**DO THIS**: Check every line below for the word "percibida" and copy the ones that have it.
═══ PROVIDED MATERIAL
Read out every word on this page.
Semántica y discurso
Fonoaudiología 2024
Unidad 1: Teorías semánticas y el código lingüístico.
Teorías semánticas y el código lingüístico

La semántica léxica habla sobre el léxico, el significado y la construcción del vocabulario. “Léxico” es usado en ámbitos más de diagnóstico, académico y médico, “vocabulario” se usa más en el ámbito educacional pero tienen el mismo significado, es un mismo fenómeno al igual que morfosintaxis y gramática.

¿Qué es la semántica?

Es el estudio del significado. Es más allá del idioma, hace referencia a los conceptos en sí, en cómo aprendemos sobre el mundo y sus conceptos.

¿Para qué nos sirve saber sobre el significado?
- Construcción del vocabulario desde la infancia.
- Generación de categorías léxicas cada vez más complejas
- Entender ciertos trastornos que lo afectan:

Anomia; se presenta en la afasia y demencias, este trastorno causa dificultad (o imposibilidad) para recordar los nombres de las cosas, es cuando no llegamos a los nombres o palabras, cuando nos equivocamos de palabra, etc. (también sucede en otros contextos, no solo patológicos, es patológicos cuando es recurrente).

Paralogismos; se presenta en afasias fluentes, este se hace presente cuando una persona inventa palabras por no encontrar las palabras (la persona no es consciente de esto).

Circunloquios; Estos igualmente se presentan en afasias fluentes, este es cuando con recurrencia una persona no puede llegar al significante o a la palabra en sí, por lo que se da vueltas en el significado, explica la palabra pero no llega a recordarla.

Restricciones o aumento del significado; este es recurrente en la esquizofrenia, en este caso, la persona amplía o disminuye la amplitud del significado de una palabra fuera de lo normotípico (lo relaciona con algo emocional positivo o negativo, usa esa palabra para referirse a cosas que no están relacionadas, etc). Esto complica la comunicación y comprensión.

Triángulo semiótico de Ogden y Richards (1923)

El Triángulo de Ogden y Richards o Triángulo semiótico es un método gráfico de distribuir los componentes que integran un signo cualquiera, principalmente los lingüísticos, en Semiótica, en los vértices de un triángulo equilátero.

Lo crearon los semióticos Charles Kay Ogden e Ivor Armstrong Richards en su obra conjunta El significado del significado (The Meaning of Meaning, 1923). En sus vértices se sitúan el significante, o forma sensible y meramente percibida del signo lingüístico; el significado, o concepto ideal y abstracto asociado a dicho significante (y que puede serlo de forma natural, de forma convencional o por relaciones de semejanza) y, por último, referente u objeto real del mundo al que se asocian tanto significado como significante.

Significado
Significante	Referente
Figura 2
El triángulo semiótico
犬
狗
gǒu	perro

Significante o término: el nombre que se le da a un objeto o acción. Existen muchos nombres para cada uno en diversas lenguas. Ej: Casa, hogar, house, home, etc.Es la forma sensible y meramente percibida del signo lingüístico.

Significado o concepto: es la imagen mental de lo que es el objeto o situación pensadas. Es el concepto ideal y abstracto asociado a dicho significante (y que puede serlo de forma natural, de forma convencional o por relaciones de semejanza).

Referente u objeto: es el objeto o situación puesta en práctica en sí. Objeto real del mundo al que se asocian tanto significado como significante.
══════
**ANSWER FOR THIS EXERCISE**:
Lo crearon los semióticos Charles Kay Ogden e Ivor Armstrong Richards en su obra conjunta El significado del significado (The Meaning of Meaning, 1923). En sus vértices se sitúan el significante, o forma sensible y meramente percibida del signo lingüístico; el significado, o concepto ideal y abstracto asociado a dicho significante (y que puede serlo de forma natural, de forma convencional o por relaciones de semejanza) y, por último, referente u objeto real del mundo al que se asocian tanto significado como significante.
Significante o término: el nombre que se le da a un objeto o acción. Existen muchos nombres para cada uno en diversas lenguas. Ej: Casa, hogar, house, home, etc.Es la forma sensible y meramente percibida del signo lingüístico.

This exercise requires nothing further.